Review the lines that follow and copy each one that contains the word "Great".

* * *

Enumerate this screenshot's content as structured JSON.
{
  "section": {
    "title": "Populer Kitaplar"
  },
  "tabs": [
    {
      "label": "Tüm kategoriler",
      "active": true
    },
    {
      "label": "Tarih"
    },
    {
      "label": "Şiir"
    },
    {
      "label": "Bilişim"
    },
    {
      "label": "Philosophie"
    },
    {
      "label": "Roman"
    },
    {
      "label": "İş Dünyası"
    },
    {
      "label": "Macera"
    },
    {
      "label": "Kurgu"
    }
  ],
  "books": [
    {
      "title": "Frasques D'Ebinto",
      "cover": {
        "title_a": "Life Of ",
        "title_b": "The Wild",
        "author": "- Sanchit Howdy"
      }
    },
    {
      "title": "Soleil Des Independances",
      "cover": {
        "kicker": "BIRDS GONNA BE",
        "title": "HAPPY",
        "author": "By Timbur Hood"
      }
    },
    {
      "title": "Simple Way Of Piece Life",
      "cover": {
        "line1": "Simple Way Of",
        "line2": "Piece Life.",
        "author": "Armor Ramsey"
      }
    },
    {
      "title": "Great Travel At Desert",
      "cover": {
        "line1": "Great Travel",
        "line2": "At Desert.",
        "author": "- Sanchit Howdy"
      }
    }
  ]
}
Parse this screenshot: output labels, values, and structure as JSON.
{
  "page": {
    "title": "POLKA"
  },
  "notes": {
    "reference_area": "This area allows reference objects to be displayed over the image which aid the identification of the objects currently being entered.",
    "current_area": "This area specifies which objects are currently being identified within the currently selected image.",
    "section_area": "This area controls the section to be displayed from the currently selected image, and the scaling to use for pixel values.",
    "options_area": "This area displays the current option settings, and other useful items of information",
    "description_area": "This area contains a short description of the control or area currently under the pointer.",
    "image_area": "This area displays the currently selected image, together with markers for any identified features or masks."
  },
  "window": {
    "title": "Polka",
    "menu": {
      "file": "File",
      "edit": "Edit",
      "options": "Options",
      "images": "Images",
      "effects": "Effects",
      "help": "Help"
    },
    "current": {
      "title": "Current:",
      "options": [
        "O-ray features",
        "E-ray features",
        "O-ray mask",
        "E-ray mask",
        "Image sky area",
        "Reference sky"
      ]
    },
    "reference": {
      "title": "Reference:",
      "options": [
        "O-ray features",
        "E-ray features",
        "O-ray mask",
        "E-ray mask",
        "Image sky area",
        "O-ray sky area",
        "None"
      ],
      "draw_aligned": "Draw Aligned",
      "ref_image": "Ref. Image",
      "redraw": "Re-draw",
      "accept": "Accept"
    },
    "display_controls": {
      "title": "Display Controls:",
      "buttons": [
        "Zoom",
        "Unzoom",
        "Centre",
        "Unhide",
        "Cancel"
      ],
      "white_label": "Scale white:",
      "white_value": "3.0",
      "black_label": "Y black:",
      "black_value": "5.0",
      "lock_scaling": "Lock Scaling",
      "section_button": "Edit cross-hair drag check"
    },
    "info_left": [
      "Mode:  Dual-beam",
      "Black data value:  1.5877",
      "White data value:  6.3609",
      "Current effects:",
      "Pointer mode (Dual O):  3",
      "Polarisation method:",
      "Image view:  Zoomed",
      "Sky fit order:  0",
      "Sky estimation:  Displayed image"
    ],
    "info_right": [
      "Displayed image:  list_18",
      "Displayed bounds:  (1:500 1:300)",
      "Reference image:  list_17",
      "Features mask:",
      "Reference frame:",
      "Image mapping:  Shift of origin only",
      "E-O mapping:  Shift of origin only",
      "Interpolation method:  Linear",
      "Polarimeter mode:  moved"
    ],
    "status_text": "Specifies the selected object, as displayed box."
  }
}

* * *

- _Answer in full_:
      "title": "Great Travel At Desert",
        "line1": "Great Travel",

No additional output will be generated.